**Objective**: Give back the whole listing exactly as shown.

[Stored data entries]
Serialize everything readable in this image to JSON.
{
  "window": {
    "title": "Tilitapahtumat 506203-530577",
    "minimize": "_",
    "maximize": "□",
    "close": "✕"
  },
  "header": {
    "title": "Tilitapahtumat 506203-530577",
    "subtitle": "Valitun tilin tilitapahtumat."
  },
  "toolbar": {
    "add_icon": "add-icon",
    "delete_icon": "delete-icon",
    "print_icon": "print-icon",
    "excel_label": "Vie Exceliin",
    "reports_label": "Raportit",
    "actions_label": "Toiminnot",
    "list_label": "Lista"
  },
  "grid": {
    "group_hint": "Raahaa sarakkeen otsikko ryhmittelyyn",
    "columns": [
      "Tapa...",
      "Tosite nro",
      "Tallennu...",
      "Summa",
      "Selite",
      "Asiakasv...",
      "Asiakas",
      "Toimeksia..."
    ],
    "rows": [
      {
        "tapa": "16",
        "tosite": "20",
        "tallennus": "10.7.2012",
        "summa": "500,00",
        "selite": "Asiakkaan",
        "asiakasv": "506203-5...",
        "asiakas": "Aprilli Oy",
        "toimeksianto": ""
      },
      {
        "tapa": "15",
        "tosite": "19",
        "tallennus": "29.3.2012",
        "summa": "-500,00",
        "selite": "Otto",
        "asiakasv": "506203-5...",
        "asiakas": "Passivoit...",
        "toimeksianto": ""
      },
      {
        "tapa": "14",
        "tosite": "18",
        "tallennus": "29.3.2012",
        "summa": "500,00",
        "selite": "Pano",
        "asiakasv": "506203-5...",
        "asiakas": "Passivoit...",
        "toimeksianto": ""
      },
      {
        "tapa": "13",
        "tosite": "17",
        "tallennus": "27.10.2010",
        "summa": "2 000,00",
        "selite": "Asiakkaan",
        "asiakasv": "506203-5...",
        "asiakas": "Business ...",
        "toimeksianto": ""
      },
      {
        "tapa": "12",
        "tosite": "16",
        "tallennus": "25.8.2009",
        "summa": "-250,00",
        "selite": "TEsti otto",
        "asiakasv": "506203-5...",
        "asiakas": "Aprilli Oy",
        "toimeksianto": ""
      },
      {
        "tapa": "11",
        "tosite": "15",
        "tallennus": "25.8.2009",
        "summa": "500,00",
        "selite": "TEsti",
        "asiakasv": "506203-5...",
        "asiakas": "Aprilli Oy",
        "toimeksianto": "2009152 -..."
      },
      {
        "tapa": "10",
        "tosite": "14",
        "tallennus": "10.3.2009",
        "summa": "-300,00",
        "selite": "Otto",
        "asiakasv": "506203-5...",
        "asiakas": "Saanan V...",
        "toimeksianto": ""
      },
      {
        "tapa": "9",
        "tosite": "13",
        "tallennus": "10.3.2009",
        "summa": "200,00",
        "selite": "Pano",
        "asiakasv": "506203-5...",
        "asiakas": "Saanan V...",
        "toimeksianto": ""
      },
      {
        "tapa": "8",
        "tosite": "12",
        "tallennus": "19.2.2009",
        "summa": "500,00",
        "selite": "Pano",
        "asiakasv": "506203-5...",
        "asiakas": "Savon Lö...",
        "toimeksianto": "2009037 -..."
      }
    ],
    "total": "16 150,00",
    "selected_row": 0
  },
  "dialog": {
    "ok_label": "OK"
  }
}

**Problem solution**:
Serialize everything readable in this image to JSON.
{
  "window": {
    "title": "Tilitapahtumat 506203-530577",
    "minimize": "_",
    "maximize": "□",
    "close": "✕"
  },
  "header": {
    "title": "Tilitapahtumat 506203-530577",
    "subtitle": "Valitun tilin tilitapahtumat."
  },
  "toolbar": {
    "add_icon": "add-icon",
    "delete_icon": "delete-icon",
    "print_icon": "print-icon",
    "excel_label": "Vie Exceliin",
    "reports_label": "Raportit",
    "actions_label": "Toiminnot",
    "list_label": "Lista"
  },
  "grid": {
    "group_hint": "Raahaa sarakkeen otsikko ryhmittelyyn",
    "columns": [
      "Tapa...",
      "Tosite nro",
      "Tallennu...",
      "Summa",
      "Selite",
      "Asiakasv...",
      "Asiakas",
      "Toimeksia..."
    ],
    "rows": [
      {
        "tapa": "16",
        "tosite": "20",
        "tallennus": "10.7.2012",
        "summa": "500,00",
        "selite": "Asiakkaan",
        "asiakasv": "506203-5...",
        "asiakas": "Aprilli Oy",
        "toimeksianto": ""
      },
      {
        "tapa": "15",
        "tosite": "19",
        "tallennus": "29.3.2012",
        "summa": "-500,00",
        "selite": "Otto",
        "asiakasv": "506203-5...",
        "asiakas": "Passivoit...",
        "toimeksianto": ""
      },
      {
        "tapa": "14",
        "tosite": "18",
        "tallennus": "29.3.2012",
        "summa": "500,00",
        "selite": "Pano",
        "asiakasv": "506203-5...",
        "asiakas": "Passivoit...",
        "toimeksianto": ""
      },
      {
        "tapa": "13",
        "tosite": "17",
        "tallennus": "27.10.2010",
        "summa": "2 000,00",
        "selite": "Asiakkaan",
        "asiakasv": "506203-5...",
        "asiakas": "Business ...",
        "toimeksianto": ""
      },
      {
        "tapa": "12",
        "tosite": "16",
        "tallennus": "25.8.2009",
        "summa": "-250,00",
        "selite": "TEsti otto",
        "asiakasv": "506203-5...",
        "asiakas": "Aprilli Oy",
        "toimeksianto": ""
      },
      {
        "tapa": "11",
        "tosite": "15",
        "tallennus": "25.8.2009",
        "summa": "500,00",
        "selite": "TEsti",
        "asiakasv": "506203-5...",
        "asiakas": "Aprilli Oy",
        "toimeksianto": "2009152 -..."
      },
      {
        "tapa": "10",
        "tosite": "14",
        "tallennus": "10.3.2009",
        "summa": "-300,00",
        "selite": "Otto",
        "asiakasv": "506203-5...",
        "asiakas": "Saanan V...",
        "toimeksianto": ""
      },
      {
        "tapa": "9",
        "tosite": "13",
        "tallennus": "10.3.2009",
        "summa": "200,00",
        "selite": "Pano",
        "asiakasv": "506203-5...",
        "asiakas": "Saanan V...",
        "toimeksianto": ""
      },
      {
        "tapa": "8",
        "tosite": "12",
        "tallennus": "19.2.2009",
        "summa": "500,00",
        "selite": "Pano",
        "asiakasv": "506203-5...",
        "asiakas": "Savon Lö...",
        "toimeksianto": "2009037 -..."
      }
    ],
    "total": "16 150,00",
    "selected_row": 0
  },
  "dialog": {
    "ok_label": "OK"
  }
}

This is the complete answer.